#### EXERCISE DETAILS
Give every entry again, word for word and in full.

#### PROVIDED RECORDS
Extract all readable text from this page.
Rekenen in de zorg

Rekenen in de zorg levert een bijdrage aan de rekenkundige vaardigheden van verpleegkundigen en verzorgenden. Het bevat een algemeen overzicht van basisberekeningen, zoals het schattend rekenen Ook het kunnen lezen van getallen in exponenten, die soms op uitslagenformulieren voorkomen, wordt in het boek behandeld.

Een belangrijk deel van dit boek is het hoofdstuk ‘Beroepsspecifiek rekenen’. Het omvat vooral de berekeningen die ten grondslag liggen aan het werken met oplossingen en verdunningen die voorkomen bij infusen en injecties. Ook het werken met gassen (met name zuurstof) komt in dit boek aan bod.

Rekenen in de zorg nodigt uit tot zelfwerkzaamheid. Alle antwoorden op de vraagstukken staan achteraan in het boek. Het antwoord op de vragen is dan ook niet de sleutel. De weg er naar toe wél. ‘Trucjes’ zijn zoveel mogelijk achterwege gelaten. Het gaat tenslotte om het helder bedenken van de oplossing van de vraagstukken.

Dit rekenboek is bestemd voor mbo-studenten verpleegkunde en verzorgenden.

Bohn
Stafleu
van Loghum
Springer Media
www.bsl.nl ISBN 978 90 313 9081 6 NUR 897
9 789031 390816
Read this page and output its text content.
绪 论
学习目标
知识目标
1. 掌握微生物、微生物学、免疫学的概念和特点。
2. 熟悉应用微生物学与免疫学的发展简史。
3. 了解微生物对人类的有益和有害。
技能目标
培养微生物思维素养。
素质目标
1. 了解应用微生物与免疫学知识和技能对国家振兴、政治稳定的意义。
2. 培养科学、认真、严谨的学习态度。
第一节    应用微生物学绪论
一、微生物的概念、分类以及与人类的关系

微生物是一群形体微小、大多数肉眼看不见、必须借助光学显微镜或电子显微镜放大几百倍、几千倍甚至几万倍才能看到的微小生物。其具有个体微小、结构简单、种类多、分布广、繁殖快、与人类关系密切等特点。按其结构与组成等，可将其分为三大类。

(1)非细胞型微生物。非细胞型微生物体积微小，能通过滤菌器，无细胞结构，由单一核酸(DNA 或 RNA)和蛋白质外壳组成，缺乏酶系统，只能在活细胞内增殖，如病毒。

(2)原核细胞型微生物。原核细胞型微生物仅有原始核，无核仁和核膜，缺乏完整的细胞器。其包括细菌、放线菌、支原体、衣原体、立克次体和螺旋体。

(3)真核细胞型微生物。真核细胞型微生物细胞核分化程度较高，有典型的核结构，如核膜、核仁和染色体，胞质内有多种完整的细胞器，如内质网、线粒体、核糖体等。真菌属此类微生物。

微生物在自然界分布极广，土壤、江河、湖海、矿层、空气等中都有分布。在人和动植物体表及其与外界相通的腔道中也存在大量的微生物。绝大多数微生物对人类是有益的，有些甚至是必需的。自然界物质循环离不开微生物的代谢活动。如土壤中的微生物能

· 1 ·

#### PROBLEM SOLUTION
Extract all readable text from this page.
Rekenen in de zorg

Rekenen in de zorg levert een bijdrage aan de rekenkundige vaardigheden van verpleegkundigen en verzorgenden. Het bevat een algemeen overzicht van basisberekeningen, zoals het schattend rekenen Ook het kunnen lezen van getallen in exponenten, die soms op uitslagenformulieren voorkomen, wordt in het boek behandeld.

Een belangrijk deel van dit boek is het hoofdstuk ‘Beroepsspecifiek rekenen’. Het omvat vooral de berekeningen die ten grondslag liggen aan het werken met oplossingen en verdunningen die voorkomen bij infusen en injecties. Ook het werken met gassen (met name zuurstof) komt in dit boek aan bod.

Rekenen in de zorg nodigt uit tot zelfwerkzaamheid. Alle antwoorden op de vraagstukken staan achteraan in het boek. Het antwoord op de vragen is dan ook niet de sleutel. De weg er naar toe wél. ‘Trucjes’ zijn zoveel mogelijk achterwege gelaten. Het gaat tenslotte om het helder bedenken van de oplossing van de vraagstukken.

Dit rekenboek is bestemd voor mbo-studenten verpleegkunde en verzorgenden.

Bohn
Stafleu
van Loghum
Springer Media
www.bsl.nl ISBN 978 90 313 9081 6 NUR 897
9 789031 390816
Read this page and output its text content.
绪 论
学习目标
知识目标
1. 掌握微生物、微生物学、免疫学的概念和特点。
2. 熟悉应用微生物学与免疫学的发展简史。
3. 了解微生物对人类的有益和有害。
技能目标
培养微生物思维素养。
素质目标
1. 了解应用微生物与免疫学知识和技能对国家振兴、政治稳定的意义。
2. 培养科学、认真、严谨的学习态度。
第一节    应用微生物学绪论
一、微生物的概念、分类以及与人类的关系

微生物是一群形体微小、大多数肉眼看不见、必须借助光学显微镜或电子显微镜放大几百倍、几千倍甚至几万倍才能看到的微小生物。其具有个体微小、结构简单、种类多、分布广、繁殖快、与人类关系密切等特点。按其结构与组成等，可将其分为三大类。

(1)非细胞型微生物。非细胞型微生物体积微小，能通过滤菌器，无细胞结构，由单一核酸(DNA 或 RNA)和蛋白质外壳组成，缺乏酶系统，只能在活细胞内增殖，如病毒。

(2)原核细胞型微生物。原核细胞型微生物仅有原始核，无核仁和核膜，缺乏完整的细胞器。其包括细菌、放线菌、支原体、衣原体、立克次体和螺旋体。

(3)真核细胞型微生物。真核细胞型微生物细胞核分化程度较高，有典型的核结构，如核膜、核仁和染色体，胞质内有多种完整的细胞器，如内质网、线粒体、核糖体等。真菌属此类微生物。

微生物在自然界分布极广，土壤、江河、湖海、矿层、空气等中都有分布。在人和动植物体表及其与外界相通的腔道中也存在大量的微生物。绝大多数微生物对人类是有益的，有些甚至是必需的。自然界物质循环离不开微生物的代谢活动。如土壤中的微生物能

· 1 ·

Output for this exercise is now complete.